• Set problem: Copy out every record below, word for word.

== Data for this task ==

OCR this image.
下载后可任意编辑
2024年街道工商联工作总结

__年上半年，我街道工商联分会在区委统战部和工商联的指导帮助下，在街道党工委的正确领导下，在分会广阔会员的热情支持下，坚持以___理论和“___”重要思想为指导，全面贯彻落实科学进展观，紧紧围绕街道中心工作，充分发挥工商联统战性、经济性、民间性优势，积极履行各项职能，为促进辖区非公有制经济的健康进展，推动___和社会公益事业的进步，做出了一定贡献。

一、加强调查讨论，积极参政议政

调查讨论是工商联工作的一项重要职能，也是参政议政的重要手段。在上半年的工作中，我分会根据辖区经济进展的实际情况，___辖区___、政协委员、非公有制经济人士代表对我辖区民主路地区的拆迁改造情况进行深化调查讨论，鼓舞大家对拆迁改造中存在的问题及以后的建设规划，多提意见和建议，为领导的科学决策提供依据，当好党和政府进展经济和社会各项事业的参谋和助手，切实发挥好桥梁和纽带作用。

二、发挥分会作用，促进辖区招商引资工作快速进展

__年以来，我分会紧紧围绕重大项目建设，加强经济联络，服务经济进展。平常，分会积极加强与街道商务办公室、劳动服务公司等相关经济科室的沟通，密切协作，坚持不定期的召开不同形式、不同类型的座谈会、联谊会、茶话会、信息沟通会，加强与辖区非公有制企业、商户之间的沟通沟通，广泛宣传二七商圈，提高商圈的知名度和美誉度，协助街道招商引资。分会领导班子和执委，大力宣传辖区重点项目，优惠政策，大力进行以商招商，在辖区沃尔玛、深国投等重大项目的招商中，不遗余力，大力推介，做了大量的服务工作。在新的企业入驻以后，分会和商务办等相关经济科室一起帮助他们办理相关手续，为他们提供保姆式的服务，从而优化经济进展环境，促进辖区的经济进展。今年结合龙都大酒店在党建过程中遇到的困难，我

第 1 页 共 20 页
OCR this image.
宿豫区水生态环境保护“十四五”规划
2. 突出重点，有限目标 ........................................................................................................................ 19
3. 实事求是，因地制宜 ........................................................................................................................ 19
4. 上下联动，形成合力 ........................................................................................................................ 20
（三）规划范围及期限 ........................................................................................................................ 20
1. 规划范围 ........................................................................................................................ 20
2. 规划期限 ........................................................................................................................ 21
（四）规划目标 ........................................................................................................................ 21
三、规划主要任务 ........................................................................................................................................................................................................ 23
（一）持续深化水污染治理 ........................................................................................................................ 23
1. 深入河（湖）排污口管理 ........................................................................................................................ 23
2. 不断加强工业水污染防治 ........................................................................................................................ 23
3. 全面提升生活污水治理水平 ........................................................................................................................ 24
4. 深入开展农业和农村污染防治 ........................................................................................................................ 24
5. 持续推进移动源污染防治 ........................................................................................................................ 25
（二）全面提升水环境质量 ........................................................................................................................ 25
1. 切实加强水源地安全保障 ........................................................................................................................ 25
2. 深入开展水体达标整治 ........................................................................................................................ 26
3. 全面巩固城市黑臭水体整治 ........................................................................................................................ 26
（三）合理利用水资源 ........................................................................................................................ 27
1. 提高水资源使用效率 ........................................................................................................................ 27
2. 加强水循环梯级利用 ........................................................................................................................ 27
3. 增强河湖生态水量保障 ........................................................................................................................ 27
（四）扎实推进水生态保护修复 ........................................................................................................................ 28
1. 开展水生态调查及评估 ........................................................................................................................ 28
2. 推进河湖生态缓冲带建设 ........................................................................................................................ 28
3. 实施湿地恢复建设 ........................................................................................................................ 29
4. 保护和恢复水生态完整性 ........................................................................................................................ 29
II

===

• Right answer:
OCR this image.
下载后可任意编辑
2024年街道工商联工作总结

__年上半年，我街道工商联分会在区委统战部和工商联的指导帮助下，在街道党工委的正确领导下，在分会广阔会员的热情支持下，坚持以___理论和“___”重要思想为指导，全面贯彻落实科学进展观，紧紧围绕街道中心工作，充分发挥工商联统战性、经济性、民间性优势，积极履行各项职能，为促进辖区非公有制经济的健康进展，推动___和社会公益事业的进步，做出了一定贡献。

一、加强调查讨论，积极参政议政

调查讨论是工商联工作的一项重要职能，也是参政议政的重要手段。在上半年的工作中，我分会根据辖区经济进展的实际情况，___辖区___、政协委员、非公有制经济人士代表对我辖区民主路地区的拆迁改造情况进行深化调查讨论，鼓舞大家对拆迁改造中存在的问题及以后的建设规划，多提意见和建议，为领导的科学决策提供依据，当好党和政府进展经济和社会各项事业的参谋和助手，切实发挥好桥梁和纽带作用。

二、发挥分会作用，促进辖区招商引资工作快速进展

__年以来，我分会紧紧围绕重大项目建设，加强经济联络，服务经济进展。平常，分会积极加强与街道商务办公室、劳动服务公司等相关经济科室的沟通，密切协作，坚持不定期的召开不同形式、不同类型的座谈会、联谊会、茶话会、信息沟通会，加强与辖区非公有制企业、商户之间的沟通沟通，广泛宣传二七商圈，提高商圈的知名度和美誉度，协助街道招商引资。分会领导班子和执委，大力宣传辖区重点项目，优惠政策，大力进行以商招商，在辖区沃尔玛、深国投等重大项目的招商中，不遗余力，大力推介，做了大量的服务工作。在新的企业入驻以后，分会和商务办等相关经济科室一起帮助他们办理相关手续，为他们提供保姆式的服务，从而优化经济进展环境，促进辖区的经济进展。今年结合龙都大酒店在党建过程中遇到的困难，我

第 1 页 共 20 页
OCR this image.
宿豫区水生态环境保护“十四五”规划
2. 突出重点，有限目标 ........................................................................................................................ 19
3. 实事求是，因地制宜 ........................................................................................................................ 19
4. 上下联动，形成合力 ........................................................................................................................ 20
（三）规划范围及期限 ........................................................................................................................ 20
1. 规划范围 ........................................................................................................................ 20
2. 规划期限 ........................................................................................................................ 21
（四）规划目标 ........................................................................................................................ 21
三、规划主要任务 ........................................................................................................................................................................................................ 23
（一）持续深化水污染治理 ........................................................................................................................ 23
1. 深入河（湖）排污口管理 ........................................................................................................................ 23
2. 不断加强工业水污染防治 ........................................................................................................................ 23
3. 全面提升生活污水治理水平 ........................................................................................................................ 24
4. 深入开展农业和农村污染防治 ........................................................................................................................ 24
5. 持续推进移动源污染防治 ........................................................................................................................ 25
（二）全面提升水环境质量 ........................................................................................................................ 25
1. 切实加强水源地安全保障 ........................................................................................................................ 25
2. 深入开展水体达标整治 ........................................................................................................................ 26
3. 全面巩固城市黑臭水体整治 ........................................................................................................................ 26
（三）合理利用水资源 ........................................................................................................................ 27
1. 提高水资源使用效率 ........................................................................................................................ 27
2. 加强水循环梯级利用 ........................................................................................................................ 27
3. 增强河湖生态水量保障 ........................................................................................................................ 27
（四）扎实推进水生态保护修复 ........................................................................................................................ 28
1. 开展水生态调查及评估 ........................................................................................................................ 28
2. 推进河湖生态缓冲带建设 ........................................................................................................................ 28
3. 实施湿地恢复建设 ........................................................................................................................ 29
4. 保护和恢复水生态完整性 ........................................................................................................................ 29
II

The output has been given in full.